======== Raw records ========

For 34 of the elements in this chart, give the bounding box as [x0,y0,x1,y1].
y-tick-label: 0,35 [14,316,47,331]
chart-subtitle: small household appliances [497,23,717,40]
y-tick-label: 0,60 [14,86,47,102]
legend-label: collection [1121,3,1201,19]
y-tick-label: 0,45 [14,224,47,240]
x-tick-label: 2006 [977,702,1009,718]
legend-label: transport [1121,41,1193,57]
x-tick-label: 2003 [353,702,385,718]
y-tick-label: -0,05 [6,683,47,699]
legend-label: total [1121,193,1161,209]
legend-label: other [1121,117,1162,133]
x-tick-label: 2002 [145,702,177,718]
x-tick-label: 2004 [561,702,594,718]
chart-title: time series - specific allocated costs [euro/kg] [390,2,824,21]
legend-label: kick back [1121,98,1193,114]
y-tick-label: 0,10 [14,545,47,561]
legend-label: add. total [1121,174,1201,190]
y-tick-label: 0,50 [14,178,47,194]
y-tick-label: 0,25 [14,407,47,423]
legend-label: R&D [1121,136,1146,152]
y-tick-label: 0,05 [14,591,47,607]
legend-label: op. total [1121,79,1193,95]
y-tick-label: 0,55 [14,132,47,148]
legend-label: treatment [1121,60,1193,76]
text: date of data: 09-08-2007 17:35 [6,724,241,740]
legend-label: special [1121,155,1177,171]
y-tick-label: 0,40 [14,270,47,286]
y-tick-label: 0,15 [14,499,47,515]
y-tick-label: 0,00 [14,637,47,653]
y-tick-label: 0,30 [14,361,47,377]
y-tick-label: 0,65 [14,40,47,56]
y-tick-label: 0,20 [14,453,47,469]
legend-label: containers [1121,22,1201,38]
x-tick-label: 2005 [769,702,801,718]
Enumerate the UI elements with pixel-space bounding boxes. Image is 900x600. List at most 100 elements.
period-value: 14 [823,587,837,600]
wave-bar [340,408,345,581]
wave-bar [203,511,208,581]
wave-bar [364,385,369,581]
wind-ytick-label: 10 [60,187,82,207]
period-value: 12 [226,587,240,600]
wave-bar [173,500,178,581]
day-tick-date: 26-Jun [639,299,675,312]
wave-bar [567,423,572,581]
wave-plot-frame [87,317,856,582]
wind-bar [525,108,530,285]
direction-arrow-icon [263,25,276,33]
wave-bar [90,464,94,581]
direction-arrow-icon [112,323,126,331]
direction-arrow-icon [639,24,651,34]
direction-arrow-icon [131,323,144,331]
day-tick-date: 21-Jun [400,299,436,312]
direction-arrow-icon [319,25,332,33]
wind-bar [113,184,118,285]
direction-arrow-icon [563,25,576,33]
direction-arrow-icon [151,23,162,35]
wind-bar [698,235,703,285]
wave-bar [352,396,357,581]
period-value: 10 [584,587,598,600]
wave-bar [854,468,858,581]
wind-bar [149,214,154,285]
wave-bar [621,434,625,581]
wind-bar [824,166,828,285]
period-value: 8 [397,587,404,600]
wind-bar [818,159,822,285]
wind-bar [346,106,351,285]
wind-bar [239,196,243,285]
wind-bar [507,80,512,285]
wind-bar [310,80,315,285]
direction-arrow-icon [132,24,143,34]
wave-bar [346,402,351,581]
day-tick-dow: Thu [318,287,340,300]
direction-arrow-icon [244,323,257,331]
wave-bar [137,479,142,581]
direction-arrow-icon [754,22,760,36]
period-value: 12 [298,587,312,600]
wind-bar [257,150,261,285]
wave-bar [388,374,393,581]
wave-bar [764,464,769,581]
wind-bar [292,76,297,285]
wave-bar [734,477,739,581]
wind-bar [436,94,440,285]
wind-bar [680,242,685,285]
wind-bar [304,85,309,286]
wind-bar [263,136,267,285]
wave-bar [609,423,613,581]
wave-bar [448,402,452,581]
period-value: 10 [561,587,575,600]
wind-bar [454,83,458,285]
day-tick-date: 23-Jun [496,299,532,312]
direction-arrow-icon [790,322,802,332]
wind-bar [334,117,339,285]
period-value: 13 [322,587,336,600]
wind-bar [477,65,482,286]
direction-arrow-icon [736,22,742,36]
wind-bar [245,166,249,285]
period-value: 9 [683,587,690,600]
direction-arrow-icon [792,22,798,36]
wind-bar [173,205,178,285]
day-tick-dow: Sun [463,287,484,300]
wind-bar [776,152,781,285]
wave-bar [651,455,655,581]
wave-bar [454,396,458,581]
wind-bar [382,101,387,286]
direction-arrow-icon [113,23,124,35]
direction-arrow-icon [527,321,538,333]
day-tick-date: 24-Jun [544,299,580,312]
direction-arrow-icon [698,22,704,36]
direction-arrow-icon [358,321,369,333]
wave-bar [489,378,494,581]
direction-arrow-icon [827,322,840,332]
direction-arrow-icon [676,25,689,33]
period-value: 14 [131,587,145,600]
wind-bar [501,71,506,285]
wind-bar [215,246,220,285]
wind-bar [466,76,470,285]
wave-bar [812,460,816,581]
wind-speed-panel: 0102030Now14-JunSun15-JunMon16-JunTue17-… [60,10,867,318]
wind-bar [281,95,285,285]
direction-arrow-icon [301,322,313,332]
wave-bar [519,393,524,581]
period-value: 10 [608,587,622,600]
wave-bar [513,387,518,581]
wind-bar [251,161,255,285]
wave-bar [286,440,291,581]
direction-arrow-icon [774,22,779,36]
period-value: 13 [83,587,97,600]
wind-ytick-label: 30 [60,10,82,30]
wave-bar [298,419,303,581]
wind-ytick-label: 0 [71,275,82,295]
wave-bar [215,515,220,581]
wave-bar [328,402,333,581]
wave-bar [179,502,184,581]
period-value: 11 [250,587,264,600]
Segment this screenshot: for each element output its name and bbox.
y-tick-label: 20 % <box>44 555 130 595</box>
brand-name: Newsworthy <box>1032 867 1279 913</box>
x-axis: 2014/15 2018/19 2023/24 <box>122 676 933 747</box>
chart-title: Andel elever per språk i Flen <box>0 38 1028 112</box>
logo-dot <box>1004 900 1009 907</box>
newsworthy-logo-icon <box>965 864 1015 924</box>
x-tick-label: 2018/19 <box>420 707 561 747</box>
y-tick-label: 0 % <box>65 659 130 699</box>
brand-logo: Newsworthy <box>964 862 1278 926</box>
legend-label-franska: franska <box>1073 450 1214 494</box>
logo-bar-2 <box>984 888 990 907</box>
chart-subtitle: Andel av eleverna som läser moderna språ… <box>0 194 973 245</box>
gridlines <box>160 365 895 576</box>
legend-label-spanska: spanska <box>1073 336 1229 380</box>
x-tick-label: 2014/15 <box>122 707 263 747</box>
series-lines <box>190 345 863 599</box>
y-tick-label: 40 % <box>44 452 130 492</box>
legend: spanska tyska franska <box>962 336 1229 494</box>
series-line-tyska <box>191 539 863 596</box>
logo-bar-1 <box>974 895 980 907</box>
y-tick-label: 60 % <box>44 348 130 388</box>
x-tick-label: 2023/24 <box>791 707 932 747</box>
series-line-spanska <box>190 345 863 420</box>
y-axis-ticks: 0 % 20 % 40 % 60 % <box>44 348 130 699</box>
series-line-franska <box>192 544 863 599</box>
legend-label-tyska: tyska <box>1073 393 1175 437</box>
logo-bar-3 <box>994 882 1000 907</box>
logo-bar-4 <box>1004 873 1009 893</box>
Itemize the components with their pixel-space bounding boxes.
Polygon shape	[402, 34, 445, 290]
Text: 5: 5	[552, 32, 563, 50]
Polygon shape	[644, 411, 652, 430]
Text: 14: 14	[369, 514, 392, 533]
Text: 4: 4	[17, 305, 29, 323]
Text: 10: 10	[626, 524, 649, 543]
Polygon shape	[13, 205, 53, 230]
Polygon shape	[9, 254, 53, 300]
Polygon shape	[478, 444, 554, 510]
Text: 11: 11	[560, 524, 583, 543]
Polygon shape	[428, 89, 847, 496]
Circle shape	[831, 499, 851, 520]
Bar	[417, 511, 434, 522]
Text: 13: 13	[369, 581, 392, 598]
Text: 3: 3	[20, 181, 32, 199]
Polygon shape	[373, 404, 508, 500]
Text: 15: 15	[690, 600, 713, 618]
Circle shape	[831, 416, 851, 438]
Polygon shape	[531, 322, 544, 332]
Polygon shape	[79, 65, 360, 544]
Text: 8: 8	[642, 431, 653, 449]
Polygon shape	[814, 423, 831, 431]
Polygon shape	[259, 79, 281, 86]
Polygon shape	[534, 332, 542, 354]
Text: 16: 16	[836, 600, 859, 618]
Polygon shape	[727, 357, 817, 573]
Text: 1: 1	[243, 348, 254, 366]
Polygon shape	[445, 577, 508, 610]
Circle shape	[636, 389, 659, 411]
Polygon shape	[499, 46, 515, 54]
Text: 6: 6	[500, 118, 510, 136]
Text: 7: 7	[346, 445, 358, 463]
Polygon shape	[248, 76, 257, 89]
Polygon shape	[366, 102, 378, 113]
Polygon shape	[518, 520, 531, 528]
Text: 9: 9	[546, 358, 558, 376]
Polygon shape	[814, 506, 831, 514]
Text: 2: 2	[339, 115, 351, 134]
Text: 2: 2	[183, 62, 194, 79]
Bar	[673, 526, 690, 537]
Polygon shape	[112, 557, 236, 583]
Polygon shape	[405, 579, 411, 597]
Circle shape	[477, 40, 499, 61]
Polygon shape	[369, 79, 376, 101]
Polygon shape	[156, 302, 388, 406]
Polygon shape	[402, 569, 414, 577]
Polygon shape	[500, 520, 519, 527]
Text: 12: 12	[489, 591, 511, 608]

========

## Your objective
Recast the rows from the start of the rows through the line containing "chart-title: time series", inclusive, as a JSON list of strings, one string per line, leaving out any blank lines.

## Answer for this exercise
[
  "For 34 of the elements in this chart, give the bounding box as [x0,y0,x1,y1].",
  "y-tick-label: 0,35 [14,316,47,331]",
  "chart-subtitle: small household appliances [497,23,717,40]",
  "y-tick-label: 0,60 [14,86,47,102]",
  "legend-label: collection [1121,3,1201,19]",
  "y-tick-label: 0,45 [14,224,47,240]",
  "x-tick-label: 2006 [977,702,1009,718]",
  "legend-label: transport [1121,41,1193,57]",
  "x-tick-label: 2003 [353,702,385,718]",
  "y-tick-label: -0,05 [6,683,47,699]",
  "legend-label: total [1121,193,1161,209]",
  "legend-label: other [1121,117,1162,133]",
  "x-tick-label: 2002 [145,702,177,718]",
  "x-tick-label: 2004 [561,702,594,718]",
  "chart-title: time series - specific allocated costs [euro/kg] [390,2,824,21]"
]